INPUT MATERIAL:
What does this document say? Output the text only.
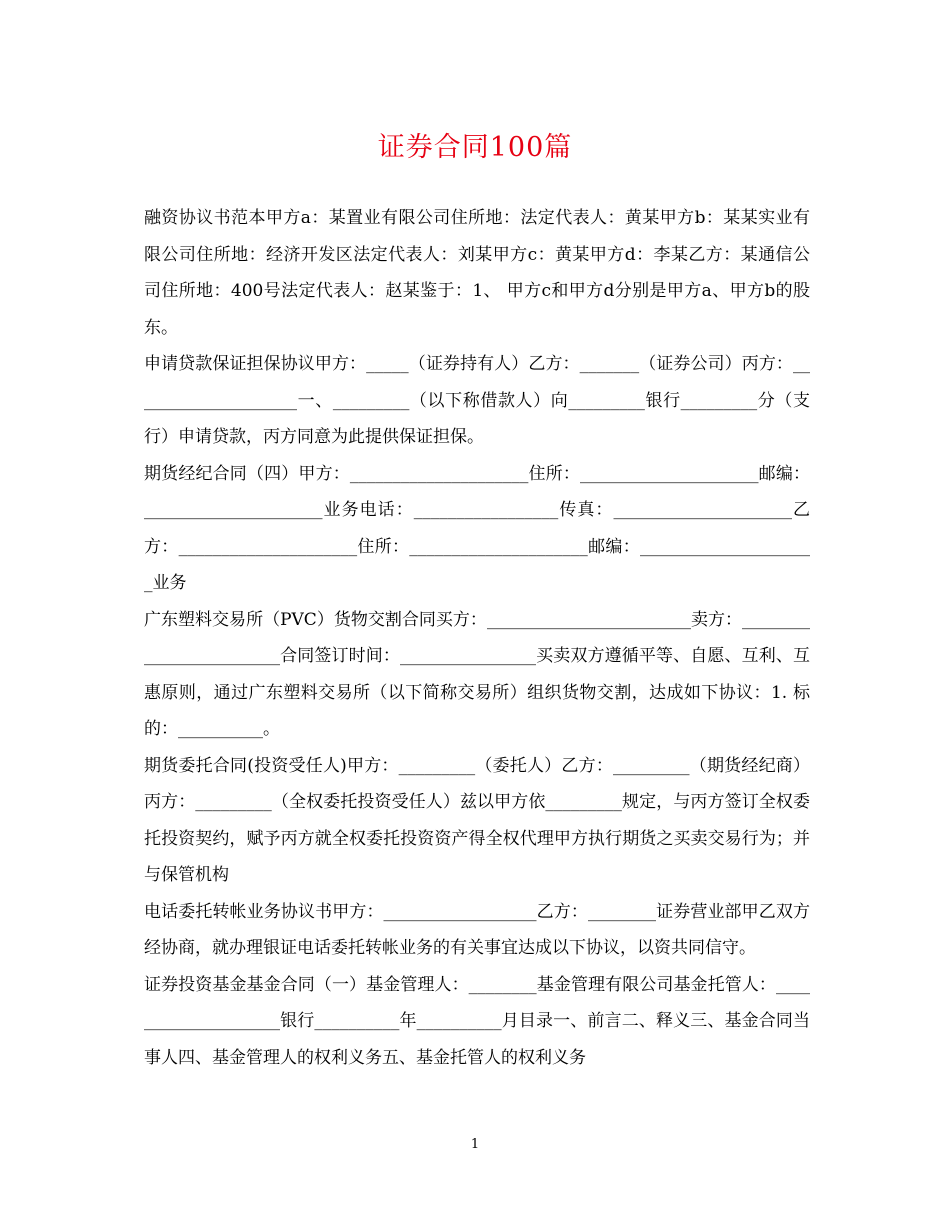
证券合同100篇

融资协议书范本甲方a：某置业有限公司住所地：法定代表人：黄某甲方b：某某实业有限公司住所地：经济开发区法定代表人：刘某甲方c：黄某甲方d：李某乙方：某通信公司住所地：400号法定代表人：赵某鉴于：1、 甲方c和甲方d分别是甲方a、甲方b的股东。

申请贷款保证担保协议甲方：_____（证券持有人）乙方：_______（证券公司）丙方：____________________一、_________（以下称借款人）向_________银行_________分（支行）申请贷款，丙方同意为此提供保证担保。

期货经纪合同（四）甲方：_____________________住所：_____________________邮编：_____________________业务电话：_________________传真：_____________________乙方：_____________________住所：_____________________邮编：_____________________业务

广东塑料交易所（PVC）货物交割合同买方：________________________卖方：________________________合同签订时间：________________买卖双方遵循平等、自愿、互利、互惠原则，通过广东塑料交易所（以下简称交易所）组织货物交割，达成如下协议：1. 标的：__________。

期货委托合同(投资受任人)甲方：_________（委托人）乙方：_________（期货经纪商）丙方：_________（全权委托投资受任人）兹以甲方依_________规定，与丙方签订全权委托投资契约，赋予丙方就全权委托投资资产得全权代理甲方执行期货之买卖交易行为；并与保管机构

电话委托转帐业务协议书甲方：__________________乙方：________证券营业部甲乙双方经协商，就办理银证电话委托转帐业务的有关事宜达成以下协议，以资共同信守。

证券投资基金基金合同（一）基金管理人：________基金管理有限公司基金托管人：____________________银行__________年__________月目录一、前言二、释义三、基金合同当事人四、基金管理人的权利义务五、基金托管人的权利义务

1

DIRECTION:
Omit pictures; set down the rest of the material word for word.

EXERCISE SOLUTION:
What does this document say? Output the text only.
证券合同100篇

融资协议书范本甲方a：某置业有限公司住所地：法定代表人：黄某甲方b：某某实业有限公司住所地：经济开发区法定代表人：刘某甲方c：黄某甲方d：李某乙方：某通信公司住所地：400号法定代表人：赵某鉴于：1、 甲方c和甲方d分别是甲方a、甲方b的股东。

申请贷款保证担保协议甲方：_____（证券持有人）乙方：_______（证券公司）丙方：____________________一、_________（以下称借款人）向_________银行_________分（支行）申请贷款，丙方同意为此提供保证担保。

期货经纪合同（四）甲方：_____________________住所：_____________________邮编：_____________________业务电话：_________________传真：_____________________乙方：_____________________住所：_____________________邮编：_____________________业务

广东塑料交易所（PVC）货物交割合同买方：________________________卖方：________________________合同签订时间：________________买卖双方遵循平等、自愿、互利、互惠原则，通过广东塑料交易所（以下简称交易所）组织货物交割，达成如下协议：1. 标的：__________。

期货委托合同(投资受任人)甲方：_________（委托人）乙方：_________（期货经纪商）丙方：_________（全权委托投资受任人）兹以甲方依_________规定，与丙方签订全权委托投资契约，赋予丙方就全权委托投资资产得全权代理甲方执行期货之买卖交易行为；并与保管机构

电话委托转帐业务协议书甲方：__________________乙方：________证券营业部甲乙双方经协商，就办理银证电话委托转帐业务的有关事宜达成以下协议，以资共同信守。

证券投资基金基金合同（一）基金管理人：________基金管理有限公司基金托管人：____________________银行__________年__________月目录一、前言二、释义三、基金合同当事人四、基金管理人的权利义务五、基金托管人的权利义务

1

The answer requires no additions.